▶ **Given task**:
Answer with a number only: how many lines of the data contain "Consulting"?

▶ **Extracted material**:
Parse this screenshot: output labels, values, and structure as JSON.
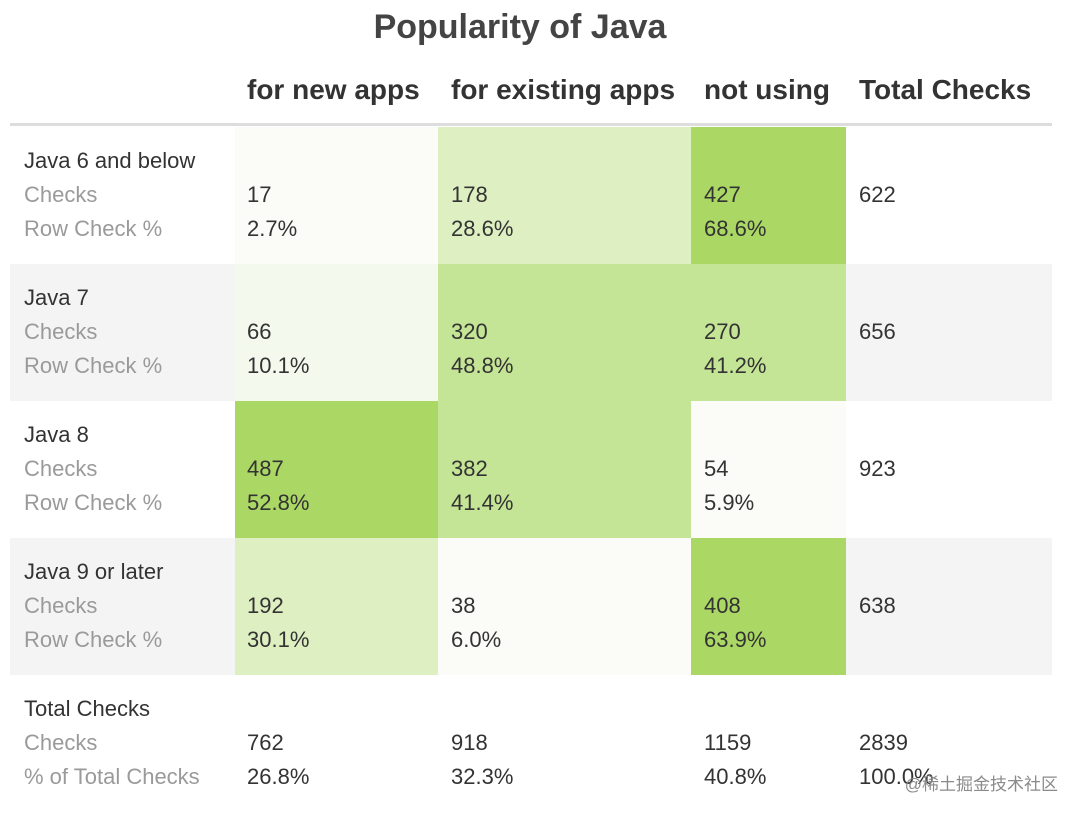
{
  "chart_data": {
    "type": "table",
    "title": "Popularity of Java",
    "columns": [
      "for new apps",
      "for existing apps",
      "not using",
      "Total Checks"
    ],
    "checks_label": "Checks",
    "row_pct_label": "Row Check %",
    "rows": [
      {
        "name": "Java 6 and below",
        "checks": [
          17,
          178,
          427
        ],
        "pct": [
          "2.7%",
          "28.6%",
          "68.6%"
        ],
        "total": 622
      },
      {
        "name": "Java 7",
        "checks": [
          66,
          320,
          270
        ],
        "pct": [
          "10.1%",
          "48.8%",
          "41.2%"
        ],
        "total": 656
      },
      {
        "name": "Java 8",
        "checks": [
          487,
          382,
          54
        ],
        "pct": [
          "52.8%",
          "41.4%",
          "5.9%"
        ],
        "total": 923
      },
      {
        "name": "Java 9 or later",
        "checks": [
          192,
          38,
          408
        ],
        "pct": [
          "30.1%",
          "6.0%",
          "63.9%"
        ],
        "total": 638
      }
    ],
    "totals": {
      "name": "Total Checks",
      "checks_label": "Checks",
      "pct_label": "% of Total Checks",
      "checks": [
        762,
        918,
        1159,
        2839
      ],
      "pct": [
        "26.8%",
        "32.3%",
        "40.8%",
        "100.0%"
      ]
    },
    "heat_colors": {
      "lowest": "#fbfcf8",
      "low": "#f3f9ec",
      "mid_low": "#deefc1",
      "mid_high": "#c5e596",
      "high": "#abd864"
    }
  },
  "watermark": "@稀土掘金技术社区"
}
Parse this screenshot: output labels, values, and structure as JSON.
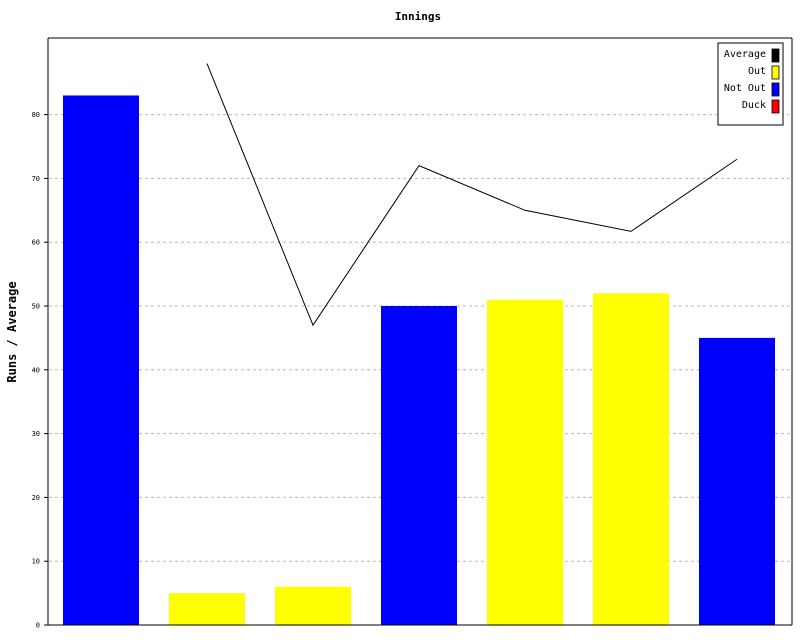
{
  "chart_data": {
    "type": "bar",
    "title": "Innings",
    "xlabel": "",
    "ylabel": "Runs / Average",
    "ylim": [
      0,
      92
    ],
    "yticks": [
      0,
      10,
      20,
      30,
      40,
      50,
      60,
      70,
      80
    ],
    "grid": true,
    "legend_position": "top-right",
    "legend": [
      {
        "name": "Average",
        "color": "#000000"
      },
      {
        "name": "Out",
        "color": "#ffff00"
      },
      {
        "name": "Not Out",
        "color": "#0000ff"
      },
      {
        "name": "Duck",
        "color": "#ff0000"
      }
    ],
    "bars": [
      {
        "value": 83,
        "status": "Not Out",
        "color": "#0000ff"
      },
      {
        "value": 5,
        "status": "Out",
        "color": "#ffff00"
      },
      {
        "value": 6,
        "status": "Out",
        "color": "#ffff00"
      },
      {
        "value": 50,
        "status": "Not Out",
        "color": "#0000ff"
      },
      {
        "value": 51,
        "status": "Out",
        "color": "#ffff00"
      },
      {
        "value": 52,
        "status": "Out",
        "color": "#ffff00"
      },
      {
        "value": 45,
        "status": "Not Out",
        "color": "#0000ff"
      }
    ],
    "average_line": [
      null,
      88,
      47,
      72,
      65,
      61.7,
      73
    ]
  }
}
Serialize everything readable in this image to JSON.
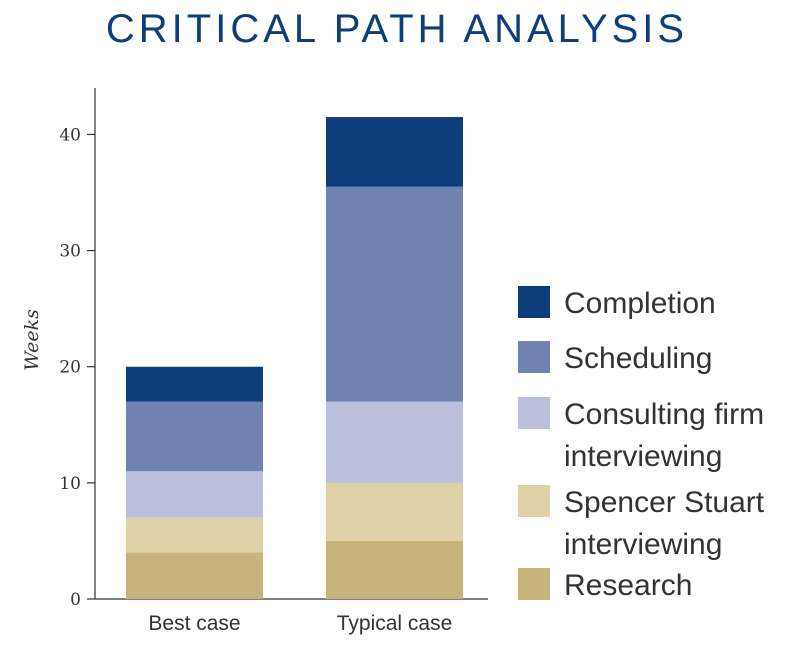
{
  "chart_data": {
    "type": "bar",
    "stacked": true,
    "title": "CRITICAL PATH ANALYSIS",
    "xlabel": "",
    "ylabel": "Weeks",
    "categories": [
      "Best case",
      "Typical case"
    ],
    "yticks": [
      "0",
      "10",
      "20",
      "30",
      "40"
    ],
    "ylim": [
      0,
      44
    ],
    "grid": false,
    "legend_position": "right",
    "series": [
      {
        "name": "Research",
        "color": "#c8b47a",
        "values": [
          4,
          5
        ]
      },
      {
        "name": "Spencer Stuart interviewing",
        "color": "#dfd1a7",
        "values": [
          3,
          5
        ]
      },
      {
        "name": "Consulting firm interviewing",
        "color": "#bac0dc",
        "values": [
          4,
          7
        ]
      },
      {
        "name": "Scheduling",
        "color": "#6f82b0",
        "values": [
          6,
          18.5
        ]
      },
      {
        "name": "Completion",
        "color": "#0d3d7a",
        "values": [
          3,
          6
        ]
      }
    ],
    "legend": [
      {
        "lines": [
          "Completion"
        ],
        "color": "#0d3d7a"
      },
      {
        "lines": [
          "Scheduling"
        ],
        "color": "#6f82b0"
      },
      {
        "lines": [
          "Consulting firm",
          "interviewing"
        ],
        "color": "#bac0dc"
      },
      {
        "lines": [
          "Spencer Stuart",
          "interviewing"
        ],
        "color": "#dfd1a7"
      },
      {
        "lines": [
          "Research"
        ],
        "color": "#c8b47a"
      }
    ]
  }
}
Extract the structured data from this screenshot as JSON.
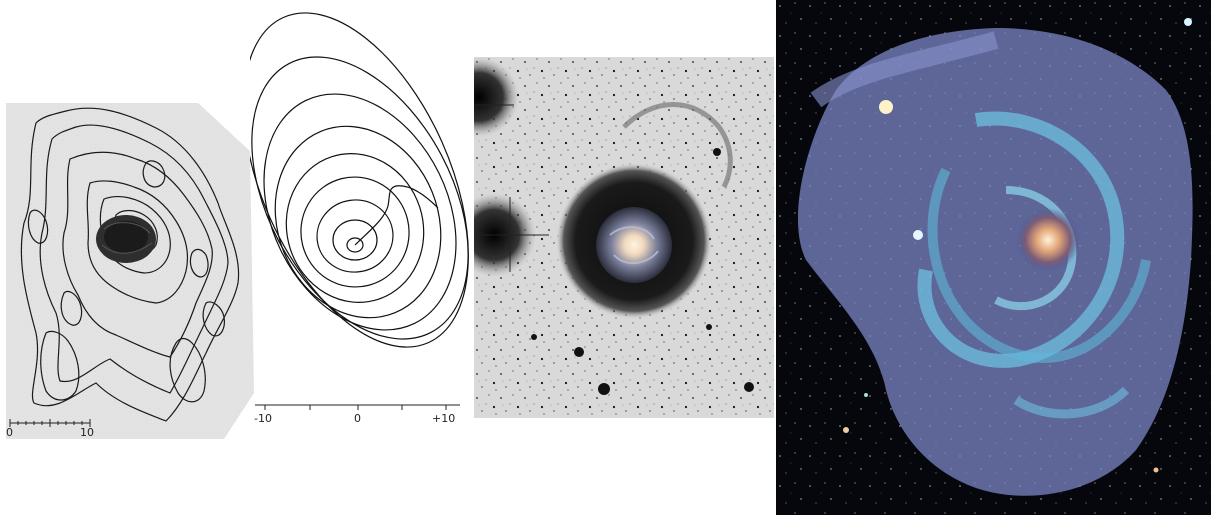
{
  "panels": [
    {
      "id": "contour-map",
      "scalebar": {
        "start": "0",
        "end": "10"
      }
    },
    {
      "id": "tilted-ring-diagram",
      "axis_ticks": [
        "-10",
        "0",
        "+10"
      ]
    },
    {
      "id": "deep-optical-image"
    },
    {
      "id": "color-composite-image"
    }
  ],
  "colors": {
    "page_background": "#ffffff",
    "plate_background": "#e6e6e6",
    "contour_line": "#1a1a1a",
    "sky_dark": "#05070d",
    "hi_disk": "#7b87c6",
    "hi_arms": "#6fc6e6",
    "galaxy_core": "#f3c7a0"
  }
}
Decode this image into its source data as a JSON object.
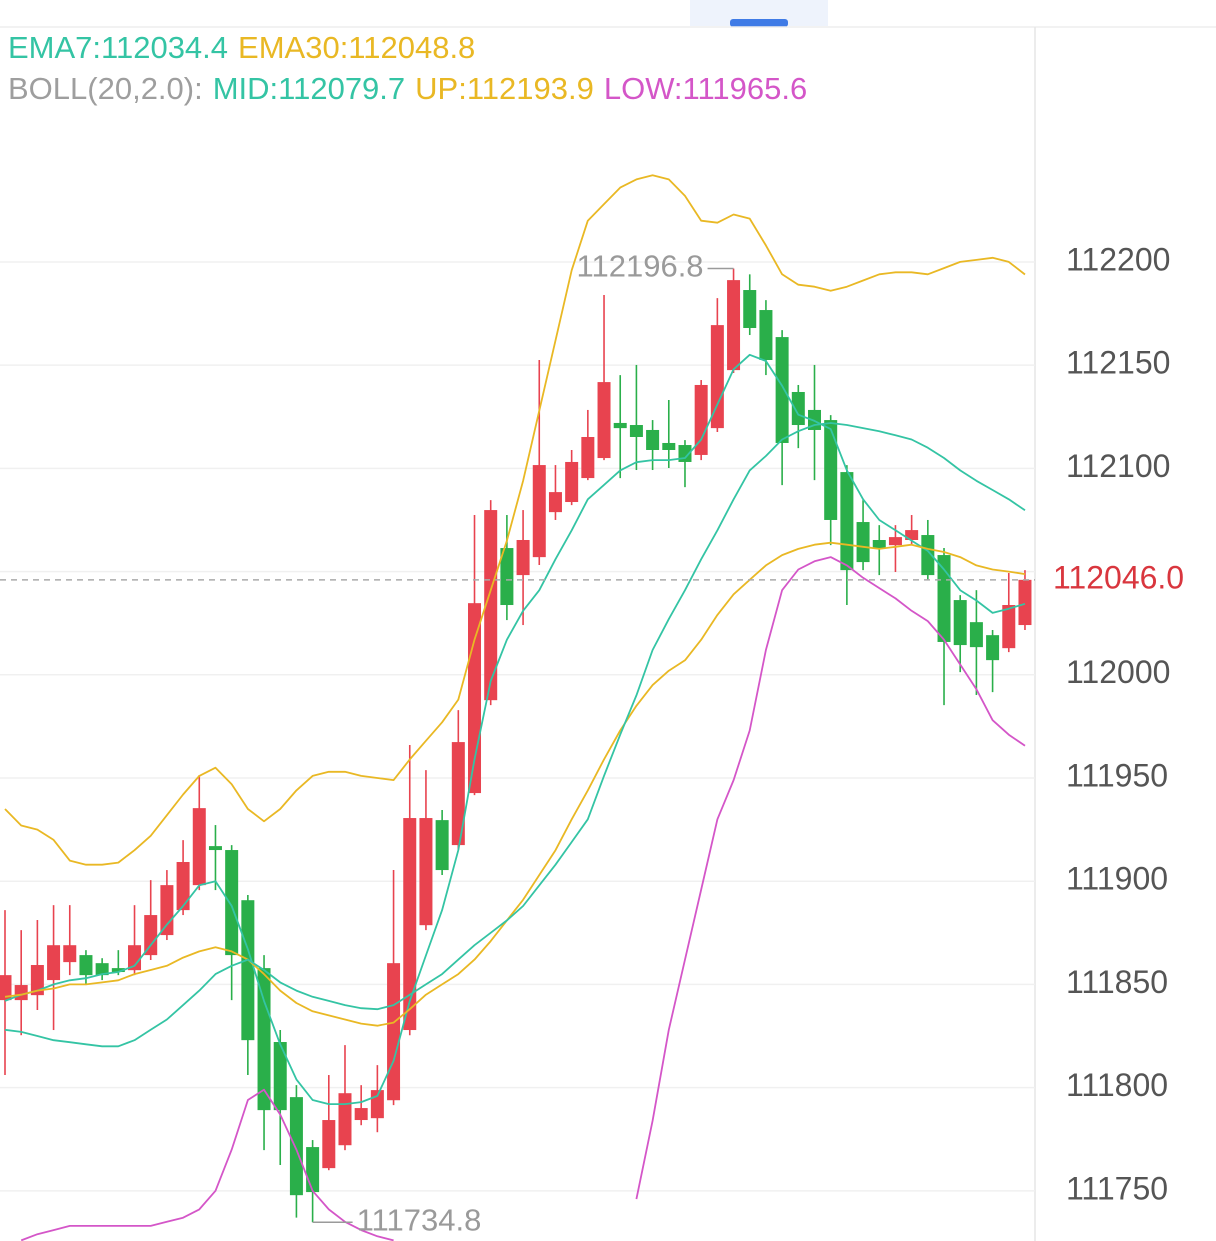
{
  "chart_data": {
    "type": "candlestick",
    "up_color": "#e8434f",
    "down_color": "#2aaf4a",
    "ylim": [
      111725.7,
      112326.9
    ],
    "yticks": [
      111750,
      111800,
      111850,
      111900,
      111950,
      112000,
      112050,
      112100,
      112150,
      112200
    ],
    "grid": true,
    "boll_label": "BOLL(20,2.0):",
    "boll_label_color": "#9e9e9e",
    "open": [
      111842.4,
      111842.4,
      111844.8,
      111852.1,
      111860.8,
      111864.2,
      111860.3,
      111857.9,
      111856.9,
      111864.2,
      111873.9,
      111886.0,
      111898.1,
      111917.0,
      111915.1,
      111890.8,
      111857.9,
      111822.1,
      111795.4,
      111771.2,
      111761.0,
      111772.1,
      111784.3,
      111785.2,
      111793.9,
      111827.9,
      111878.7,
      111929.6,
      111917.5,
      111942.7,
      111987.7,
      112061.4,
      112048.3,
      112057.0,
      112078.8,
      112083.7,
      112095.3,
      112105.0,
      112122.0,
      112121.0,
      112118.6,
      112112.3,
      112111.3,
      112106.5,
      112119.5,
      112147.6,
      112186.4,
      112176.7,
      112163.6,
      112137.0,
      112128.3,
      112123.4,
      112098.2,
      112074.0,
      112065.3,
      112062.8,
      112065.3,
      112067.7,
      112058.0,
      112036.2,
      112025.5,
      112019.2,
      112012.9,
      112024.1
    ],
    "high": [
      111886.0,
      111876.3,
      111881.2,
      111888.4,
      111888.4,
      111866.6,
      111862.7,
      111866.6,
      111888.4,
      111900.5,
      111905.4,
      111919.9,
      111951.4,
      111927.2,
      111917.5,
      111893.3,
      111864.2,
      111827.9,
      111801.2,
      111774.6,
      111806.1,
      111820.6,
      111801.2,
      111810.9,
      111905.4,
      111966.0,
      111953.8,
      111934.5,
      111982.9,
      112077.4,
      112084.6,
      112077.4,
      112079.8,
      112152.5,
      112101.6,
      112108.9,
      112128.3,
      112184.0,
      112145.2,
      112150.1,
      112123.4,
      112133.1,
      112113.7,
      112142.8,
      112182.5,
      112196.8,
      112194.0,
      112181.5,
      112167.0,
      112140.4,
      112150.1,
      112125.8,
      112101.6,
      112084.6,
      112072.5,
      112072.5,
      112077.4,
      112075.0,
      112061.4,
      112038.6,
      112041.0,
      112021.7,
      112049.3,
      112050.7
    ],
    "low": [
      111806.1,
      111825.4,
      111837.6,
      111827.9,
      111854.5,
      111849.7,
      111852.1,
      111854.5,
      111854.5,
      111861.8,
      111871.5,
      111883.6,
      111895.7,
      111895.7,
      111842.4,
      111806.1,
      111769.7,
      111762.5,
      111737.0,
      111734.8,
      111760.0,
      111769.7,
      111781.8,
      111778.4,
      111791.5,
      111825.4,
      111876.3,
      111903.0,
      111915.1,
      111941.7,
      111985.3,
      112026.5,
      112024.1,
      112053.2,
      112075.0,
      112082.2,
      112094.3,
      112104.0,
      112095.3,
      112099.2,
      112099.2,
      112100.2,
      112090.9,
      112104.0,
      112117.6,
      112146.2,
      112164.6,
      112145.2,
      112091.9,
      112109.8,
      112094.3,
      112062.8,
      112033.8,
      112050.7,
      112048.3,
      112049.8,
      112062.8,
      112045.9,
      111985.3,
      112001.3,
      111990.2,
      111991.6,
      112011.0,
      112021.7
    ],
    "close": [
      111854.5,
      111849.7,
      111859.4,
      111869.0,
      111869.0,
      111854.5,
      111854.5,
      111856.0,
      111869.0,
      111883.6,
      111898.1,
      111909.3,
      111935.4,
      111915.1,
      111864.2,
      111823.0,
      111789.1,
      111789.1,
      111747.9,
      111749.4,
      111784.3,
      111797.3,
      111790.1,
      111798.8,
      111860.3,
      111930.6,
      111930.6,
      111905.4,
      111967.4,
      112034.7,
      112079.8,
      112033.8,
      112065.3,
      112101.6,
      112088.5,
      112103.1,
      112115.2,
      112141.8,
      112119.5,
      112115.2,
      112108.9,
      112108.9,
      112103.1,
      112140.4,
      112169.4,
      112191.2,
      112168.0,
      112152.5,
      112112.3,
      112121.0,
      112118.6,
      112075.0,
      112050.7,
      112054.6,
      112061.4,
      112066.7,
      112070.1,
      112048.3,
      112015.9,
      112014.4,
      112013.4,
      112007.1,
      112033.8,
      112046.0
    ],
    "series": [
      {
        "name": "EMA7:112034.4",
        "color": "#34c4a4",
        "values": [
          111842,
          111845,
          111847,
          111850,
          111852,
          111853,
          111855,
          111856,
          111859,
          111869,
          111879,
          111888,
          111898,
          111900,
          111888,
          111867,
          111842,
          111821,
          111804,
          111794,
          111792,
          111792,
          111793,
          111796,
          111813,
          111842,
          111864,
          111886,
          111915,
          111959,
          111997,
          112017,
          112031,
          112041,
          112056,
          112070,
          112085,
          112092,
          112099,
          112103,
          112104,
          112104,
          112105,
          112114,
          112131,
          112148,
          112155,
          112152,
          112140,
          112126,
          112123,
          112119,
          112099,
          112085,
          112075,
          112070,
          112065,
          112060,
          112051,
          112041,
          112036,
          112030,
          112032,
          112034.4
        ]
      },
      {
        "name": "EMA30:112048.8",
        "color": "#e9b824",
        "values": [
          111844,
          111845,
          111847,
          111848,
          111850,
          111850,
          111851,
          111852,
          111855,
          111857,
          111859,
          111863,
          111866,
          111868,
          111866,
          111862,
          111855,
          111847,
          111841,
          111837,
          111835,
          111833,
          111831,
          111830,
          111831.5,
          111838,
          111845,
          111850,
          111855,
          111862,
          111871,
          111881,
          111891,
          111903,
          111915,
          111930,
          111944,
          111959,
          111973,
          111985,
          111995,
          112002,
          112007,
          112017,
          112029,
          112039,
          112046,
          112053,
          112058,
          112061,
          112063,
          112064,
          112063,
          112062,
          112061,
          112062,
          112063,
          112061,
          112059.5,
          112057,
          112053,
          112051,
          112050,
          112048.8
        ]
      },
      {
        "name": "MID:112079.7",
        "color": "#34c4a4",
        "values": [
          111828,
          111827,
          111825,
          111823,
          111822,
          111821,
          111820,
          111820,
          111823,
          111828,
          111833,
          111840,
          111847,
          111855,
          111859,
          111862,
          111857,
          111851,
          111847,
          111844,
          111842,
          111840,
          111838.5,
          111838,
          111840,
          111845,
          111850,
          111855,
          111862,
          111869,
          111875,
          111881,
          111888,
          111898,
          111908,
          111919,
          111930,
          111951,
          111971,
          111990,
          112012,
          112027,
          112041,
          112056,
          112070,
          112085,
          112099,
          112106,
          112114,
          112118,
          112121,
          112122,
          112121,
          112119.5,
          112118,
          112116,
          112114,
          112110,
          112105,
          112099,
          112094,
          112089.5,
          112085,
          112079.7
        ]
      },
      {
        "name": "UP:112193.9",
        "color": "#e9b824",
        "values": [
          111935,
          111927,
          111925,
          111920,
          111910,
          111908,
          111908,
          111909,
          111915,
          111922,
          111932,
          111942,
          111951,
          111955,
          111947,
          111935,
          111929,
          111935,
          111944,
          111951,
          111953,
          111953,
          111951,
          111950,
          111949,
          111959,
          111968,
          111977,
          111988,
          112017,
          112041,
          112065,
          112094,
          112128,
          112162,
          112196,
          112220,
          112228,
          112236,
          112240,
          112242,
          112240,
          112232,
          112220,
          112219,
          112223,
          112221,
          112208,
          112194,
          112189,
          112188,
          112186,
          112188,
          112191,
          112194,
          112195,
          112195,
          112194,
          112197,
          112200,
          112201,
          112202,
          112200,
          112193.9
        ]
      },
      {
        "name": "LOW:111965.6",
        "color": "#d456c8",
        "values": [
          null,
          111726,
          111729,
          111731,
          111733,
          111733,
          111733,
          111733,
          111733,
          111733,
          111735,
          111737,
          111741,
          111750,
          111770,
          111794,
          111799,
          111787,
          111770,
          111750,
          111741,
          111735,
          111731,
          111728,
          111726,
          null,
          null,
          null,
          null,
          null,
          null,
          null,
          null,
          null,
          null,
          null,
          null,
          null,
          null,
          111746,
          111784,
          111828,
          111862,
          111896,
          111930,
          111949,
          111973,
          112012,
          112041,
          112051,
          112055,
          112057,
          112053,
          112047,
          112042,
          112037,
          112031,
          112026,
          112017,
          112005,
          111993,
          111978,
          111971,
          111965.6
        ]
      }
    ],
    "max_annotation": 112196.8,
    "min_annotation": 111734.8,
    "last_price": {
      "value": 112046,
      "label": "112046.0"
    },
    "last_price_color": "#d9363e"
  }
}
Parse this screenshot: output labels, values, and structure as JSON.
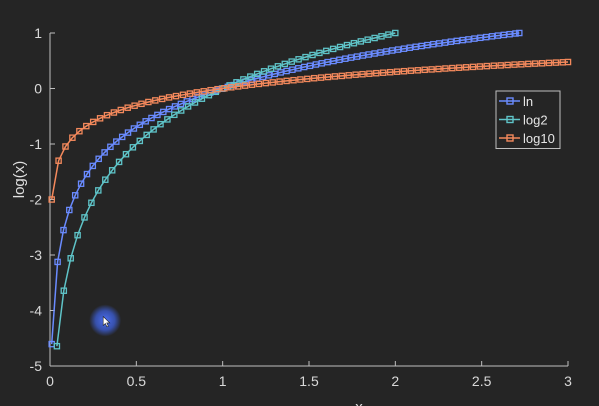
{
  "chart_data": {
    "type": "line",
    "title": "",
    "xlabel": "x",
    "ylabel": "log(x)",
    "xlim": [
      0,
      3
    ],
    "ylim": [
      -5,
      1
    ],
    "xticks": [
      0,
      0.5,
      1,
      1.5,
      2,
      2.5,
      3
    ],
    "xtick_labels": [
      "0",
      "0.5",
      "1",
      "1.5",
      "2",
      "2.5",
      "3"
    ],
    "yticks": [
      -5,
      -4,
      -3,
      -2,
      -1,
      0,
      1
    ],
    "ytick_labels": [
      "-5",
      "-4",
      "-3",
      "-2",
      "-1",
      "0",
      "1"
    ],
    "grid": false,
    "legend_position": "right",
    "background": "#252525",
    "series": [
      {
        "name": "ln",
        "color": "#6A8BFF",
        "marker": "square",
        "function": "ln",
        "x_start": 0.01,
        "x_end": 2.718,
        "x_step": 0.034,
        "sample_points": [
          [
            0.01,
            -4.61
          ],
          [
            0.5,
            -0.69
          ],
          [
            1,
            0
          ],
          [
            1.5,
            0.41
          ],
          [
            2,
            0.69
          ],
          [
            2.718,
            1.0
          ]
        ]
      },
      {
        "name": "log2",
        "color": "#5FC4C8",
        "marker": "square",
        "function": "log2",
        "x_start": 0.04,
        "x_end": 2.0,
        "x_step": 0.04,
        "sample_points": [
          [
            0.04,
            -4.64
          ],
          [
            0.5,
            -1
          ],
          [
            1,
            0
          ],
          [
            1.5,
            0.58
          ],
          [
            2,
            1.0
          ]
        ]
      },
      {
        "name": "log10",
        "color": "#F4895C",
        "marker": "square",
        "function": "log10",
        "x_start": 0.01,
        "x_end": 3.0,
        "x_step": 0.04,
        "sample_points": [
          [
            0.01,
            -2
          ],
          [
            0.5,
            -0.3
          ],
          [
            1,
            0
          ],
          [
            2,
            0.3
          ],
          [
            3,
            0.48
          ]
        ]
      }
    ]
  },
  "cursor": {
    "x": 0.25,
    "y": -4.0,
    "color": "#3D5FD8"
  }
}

▶ **Task solution**:
2